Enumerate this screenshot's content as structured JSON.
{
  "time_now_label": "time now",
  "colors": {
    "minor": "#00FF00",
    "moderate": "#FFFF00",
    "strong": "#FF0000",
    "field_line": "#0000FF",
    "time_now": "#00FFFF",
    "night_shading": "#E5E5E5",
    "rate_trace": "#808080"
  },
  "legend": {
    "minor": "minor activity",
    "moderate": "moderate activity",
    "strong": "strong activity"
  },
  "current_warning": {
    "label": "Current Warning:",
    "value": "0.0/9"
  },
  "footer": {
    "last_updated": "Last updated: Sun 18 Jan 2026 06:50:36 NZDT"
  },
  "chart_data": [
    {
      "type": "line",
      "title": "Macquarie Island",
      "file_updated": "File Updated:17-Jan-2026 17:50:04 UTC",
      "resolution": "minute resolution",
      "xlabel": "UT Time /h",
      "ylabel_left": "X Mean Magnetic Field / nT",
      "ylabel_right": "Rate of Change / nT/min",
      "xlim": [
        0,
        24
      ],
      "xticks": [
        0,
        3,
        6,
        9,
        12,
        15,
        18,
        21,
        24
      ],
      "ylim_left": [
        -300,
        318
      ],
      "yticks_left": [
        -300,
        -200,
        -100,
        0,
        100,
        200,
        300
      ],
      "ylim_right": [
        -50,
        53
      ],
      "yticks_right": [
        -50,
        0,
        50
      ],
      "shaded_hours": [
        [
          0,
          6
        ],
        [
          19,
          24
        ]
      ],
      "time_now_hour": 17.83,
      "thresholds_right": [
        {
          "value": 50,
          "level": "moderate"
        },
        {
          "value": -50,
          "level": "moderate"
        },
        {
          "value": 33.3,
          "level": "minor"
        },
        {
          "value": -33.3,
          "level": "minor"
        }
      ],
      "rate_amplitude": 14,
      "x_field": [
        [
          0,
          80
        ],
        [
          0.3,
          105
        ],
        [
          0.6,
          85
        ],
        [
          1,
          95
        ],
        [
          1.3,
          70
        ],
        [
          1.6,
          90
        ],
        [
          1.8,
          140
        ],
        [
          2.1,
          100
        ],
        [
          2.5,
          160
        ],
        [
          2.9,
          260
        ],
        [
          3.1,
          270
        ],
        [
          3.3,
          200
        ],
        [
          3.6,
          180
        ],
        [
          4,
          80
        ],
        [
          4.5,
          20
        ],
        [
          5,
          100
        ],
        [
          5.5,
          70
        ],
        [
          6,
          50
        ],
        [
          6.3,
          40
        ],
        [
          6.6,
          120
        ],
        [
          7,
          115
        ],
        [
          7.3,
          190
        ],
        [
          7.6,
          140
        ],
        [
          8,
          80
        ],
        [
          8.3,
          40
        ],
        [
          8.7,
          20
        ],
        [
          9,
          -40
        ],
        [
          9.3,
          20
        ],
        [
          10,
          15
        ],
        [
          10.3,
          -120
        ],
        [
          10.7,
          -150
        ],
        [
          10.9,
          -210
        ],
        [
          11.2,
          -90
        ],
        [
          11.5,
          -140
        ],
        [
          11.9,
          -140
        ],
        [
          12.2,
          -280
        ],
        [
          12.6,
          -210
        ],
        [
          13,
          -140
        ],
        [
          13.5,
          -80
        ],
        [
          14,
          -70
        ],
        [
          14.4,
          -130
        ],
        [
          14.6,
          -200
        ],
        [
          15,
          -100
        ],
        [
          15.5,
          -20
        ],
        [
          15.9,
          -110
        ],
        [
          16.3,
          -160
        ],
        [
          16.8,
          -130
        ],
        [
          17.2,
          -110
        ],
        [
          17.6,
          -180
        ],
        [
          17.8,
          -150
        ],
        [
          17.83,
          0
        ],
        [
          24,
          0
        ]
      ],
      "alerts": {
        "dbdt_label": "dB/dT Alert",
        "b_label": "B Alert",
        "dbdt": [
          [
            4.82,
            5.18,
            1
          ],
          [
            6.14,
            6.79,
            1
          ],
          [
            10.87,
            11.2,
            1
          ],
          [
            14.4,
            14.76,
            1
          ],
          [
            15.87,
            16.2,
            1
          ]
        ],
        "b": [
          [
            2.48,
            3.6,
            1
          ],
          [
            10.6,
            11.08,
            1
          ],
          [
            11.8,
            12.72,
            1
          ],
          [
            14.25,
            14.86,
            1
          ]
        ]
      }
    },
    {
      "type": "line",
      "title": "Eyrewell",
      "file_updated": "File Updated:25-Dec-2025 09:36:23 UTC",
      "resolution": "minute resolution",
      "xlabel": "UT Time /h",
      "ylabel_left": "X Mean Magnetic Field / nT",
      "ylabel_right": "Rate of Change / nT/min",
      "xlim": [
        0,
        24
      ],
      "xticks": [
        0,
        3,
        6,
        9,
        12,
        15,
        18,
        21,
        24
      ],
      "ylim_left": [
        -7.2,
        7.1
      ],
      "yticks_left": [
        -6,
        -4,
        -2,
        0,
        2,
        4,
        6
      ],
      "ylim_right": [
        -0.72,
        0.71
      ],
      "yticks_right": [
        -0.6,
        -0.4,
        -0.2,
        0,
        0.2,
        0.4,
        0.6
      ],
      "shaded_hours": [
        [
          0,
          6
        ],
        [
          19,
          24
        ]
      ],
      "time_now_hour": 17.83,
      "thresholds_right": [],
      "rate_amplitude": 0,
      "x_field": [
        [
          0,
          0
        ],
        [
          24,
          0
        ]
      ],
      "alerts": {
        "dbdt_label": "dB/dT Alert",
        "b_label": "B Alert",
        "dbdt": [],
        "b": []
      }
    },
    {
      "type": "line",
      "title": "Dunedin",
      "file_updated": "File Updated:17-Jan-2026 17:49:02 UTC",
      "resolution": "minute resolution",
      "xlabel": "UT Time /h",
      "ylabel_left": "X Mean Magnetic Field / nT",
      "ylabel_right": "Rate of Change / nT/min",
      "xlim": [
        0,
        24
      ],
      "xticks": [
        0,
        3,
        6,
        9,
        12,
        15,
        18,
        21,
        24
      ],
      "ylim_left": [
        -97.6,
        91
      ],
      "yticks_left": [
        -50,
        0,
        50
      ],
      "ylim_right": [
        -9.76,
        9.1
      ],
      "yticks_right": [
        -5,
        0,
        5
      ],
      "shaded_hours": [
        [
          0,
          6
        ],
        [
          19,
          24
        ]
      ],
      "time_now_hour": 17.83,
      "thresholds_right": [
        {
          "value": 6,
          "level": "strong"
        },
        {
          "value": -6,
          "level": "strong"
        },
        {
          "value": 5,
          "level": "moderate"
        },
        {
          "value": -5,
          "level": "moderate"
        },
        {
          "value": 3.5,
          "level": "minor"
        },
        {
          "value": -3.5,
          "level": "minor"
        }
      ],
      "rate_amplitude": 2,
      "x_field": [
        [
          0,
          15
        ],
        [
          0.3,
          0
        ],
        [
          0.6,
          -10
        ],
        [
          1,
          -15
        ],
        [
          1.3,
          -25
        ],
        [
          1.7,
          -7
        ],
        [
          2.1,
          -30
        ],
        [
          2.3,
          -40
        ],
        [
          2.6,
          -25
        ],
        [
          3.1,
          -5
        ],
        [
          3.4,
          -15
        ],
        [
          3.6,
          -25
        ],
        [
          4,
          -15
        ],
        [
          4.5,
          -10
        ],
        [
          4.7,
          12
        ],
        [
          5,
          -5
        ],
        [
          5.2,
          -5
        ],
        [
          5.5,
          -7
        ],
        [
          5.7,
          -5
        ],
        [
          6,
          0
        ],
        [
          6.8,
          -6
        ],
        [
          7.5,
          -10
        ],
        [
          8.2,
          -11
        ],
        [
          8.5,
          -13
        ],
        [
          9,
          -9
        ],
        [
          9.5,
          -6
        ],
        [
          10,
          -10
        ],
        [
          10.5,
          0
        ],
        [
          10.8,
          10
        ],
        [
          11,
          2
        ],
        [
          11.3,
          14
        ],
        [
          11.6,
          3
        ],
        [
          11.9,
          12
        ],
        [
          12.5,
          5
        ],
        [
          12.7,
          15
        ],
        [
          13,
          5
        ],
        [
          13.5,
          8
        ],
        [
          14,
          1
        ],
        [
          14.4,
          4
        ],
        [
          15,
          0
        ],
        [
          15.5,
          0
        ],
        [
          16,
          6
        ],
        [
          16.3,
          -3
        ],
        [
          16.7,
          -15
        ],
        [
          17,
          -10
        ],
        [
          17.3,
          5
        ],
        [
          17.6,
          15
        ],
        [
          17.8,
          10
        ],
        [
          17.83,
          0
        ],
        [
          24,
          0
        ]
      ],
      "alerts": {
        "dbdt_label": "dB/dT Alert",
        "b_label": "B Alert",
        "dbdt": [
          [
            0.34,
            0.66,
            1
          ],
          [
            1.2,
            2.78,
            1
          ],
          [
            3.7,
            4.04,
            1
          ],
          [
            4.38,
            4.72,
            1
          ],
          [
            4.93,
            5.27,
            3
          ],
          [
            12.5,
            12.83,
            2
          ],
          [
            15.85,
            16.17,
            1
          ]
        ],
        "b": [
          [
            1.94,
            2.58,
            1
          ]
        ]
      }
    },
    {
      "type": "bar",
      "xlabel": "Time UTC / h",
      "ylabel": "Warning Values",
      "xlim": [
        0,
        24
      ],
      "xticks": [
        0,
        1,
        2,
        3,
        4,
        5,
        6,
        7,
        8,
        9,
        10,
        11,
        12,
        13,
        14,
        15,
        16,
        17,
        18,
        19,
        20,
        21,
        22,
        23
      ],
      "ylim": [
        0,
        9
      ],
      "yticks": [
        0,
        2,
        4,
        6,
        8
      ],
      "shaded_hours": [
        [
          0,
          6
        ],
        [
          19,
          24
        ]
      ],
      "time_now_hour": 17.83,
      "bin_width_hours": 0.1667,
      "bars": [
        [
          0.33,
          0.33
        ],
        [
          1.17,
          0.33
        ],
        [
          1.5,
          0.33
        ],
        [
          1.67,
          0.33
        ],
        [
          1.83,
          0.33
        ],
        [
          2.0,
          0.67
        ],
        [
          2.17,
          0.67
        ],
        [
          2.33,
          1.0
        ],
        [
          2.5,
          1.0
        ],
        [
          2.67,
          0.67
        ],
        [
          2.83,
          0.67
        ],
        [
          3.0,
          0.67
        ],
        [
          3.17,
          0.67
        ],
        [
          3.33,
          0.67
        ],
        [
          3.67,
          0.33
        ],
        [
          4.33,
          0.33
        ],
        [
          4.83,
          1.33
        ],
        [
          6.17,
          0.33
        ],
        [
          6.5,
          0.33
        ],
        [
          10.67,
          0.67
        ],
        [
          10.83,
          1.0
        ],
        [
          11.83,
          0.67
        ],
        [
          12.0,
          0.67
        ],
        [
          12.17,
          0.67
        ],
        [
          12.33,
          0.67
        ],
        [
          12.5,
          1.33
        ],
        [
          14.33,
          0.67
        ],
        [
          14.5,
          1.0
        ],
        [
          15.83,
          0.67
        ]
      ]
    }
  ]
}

- - - -

AIM OF THE TASK => List all lines above in which the string "File" appears.

OUTPUT OF THE TASK =>
      "file_updated": "File Updated:17-Jan-2026 17:50:04 UTC",
      "file_updated": "File Updated:25-Dec-2025 09:36:23 UTC",
      "file_updated": "File Updated:17-Jan-2026 17:49:02 UTC",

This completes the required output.